● **Written instruction**: Give only the number of lines in the data that contain the word "настоящее".
[Begin Listed entries]
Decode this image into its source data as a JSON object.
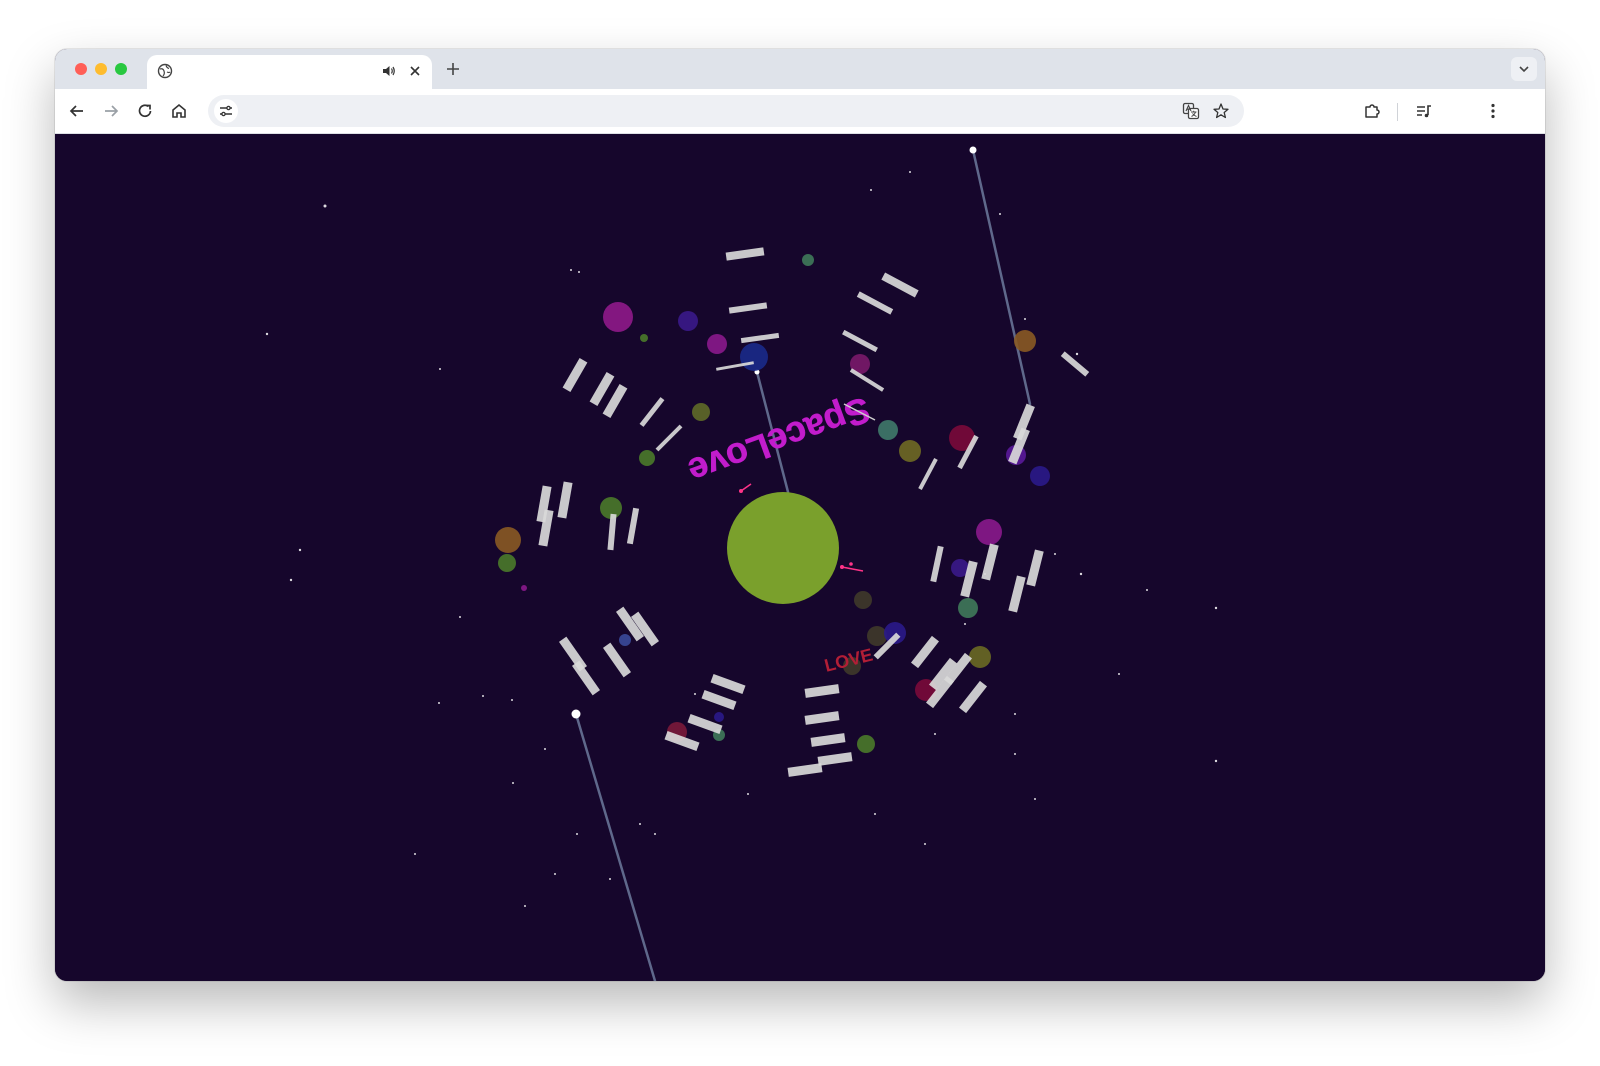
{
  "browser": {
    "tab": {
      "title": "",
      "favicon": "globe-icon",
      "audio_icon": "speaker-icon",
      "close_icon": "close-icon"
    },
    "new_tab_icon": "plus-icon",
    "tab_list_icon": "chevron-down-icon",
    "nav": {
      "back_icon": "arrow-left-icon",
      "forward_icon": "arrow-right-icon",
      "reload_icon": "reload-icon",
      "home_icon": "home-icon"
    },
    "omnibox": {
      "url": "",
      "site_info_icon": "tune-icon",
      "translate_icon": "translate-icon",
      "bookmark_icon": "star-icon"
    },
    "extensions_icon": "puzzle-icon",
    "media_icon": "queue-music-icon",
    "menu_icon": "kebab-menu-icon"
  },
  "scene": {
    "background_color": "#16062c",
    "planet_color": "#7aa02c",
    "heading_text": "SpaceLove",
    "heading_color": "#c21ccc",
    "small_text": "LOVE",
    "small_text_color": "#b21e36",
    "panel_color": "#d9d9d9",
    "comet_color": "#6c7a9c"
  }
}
[End Listed entries]
[Begin Listed entries]
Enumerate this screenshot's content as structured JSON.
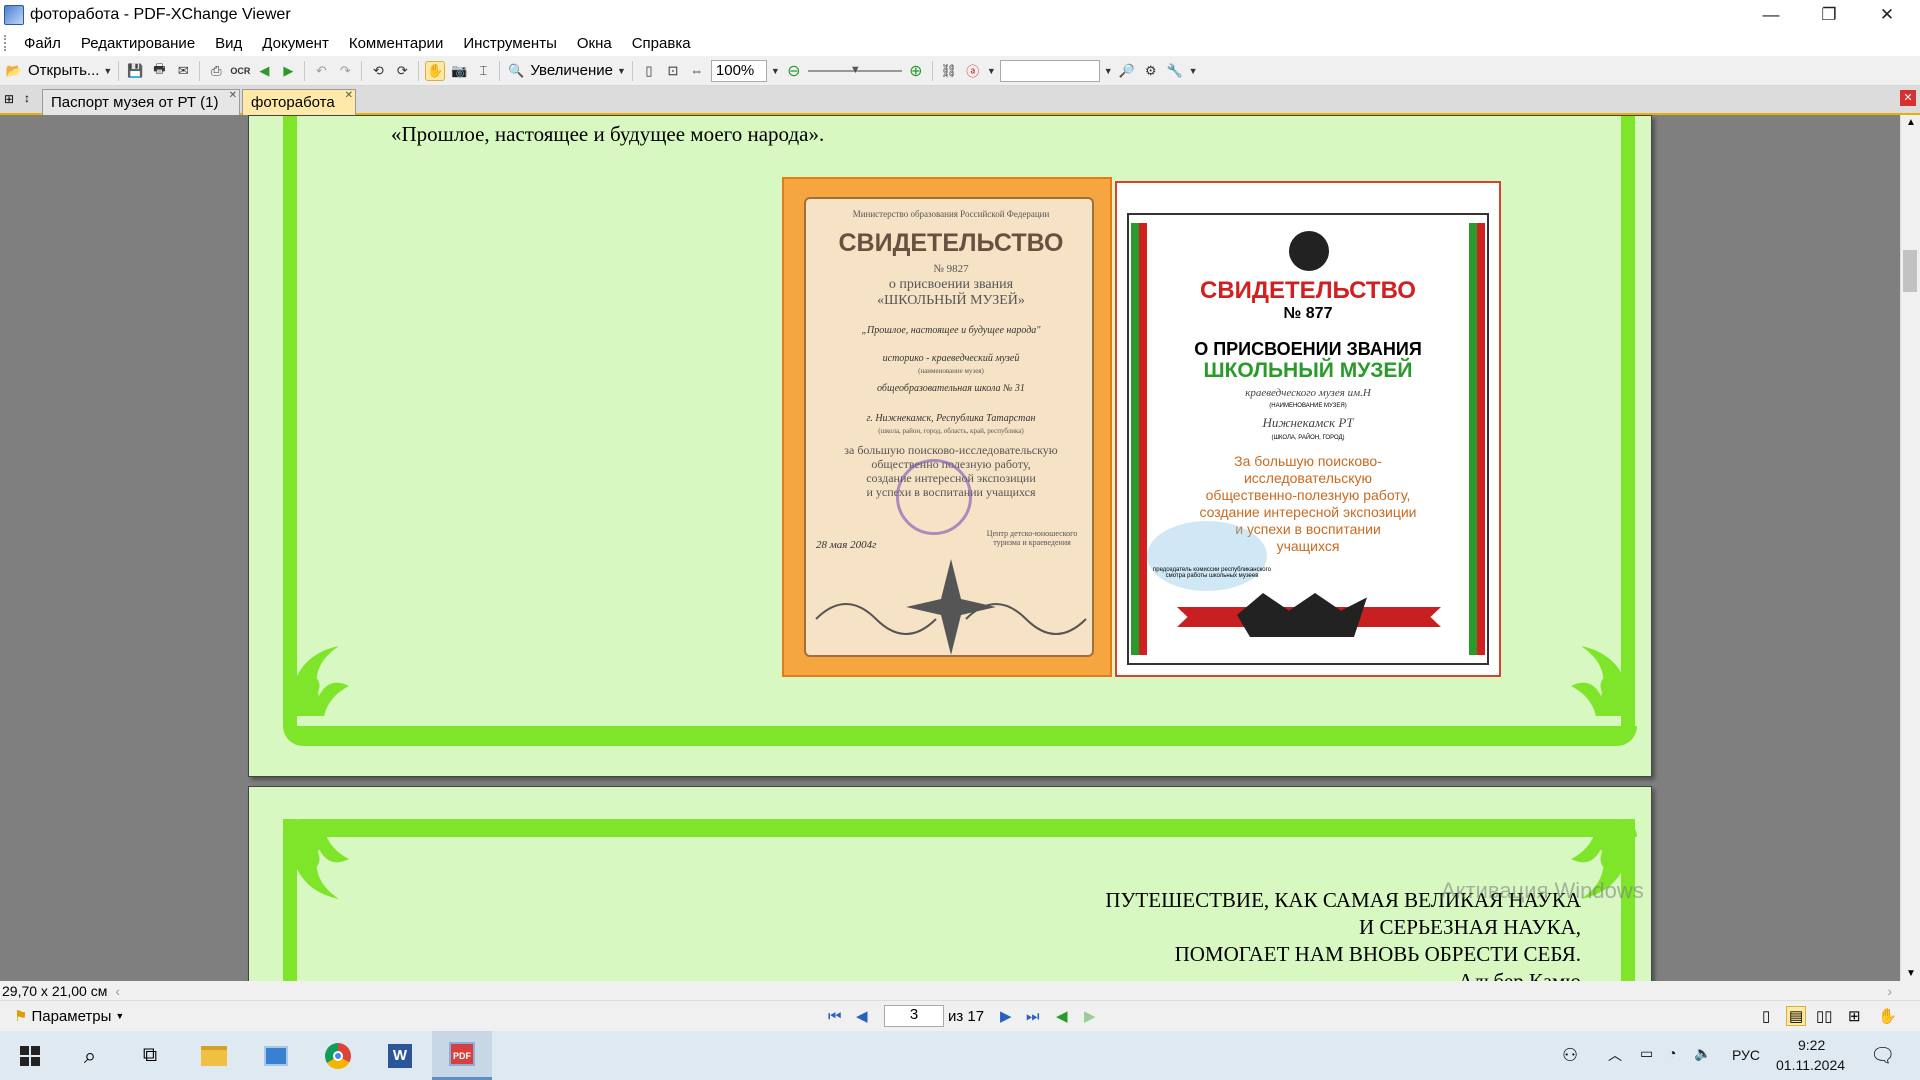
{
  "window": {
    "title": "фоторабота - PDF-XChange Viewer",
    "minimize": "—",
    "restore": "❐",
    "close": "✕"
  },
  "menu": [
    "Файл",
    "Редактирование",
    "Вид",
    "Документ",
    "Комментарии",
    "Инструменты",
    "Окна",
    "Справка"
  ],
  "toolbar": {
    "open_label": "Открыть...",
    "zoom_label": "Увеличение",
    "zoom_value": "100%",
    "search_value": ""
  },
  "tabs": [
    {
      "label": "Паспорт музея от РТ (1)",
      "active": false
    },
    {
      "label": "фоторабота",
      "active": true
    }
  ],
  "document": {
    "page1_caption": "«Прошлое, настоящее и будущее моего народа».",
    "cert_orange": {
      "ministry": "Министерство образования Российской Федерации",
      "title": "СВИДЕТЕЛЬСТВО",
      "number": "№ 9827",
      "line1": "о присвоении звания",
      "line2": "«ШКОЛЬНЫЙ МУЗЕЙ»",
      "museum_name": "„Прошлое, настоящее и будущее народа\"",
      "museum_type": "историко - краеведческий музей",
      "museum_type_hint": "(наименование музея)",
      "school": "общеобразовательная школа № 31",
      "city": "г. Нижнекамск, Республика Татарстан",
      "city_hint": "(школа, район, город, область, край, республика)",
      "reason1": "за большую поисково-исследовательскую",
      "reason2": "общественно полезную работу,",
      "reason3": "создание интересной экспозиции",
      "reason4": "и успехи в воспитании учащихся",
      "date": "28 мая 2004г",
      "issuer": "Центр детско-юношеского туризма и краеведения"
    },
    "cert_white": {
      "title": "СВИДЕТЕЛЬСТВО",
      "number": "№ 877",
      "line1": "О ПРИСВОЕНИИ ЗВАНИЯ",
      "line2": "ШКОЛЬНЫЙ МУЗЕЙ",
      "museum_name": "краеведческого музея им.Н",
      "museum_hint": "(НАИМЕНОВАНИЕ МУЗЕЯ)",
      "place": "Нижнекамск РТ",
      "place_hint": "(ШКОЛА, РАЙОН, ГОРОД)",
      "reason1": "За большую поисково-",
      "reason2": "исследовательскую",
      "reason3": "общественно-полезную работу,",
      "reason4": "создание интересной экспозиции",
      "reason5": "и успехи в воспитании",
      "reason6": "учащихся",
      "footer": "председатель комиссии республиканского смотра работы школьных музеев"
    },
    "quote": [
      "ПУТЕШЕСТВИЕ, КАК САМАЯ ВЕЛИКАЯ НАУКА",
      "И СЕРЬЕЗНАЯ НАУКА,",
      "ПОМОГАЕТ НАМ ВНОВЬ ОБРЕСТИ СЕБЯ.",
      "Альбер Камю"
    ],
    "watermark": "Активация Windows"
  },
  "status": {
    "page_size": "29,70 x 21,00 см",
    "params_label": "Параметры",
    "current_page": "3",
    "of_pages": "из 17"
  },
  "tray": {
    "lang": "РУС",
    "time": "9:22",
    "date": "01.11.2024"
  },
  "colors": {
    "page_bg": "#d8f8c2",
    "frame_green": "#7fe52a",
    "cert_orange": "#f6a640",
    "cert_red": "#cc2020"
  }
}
[End Listed entries]
● **Answer to this exercise**: 2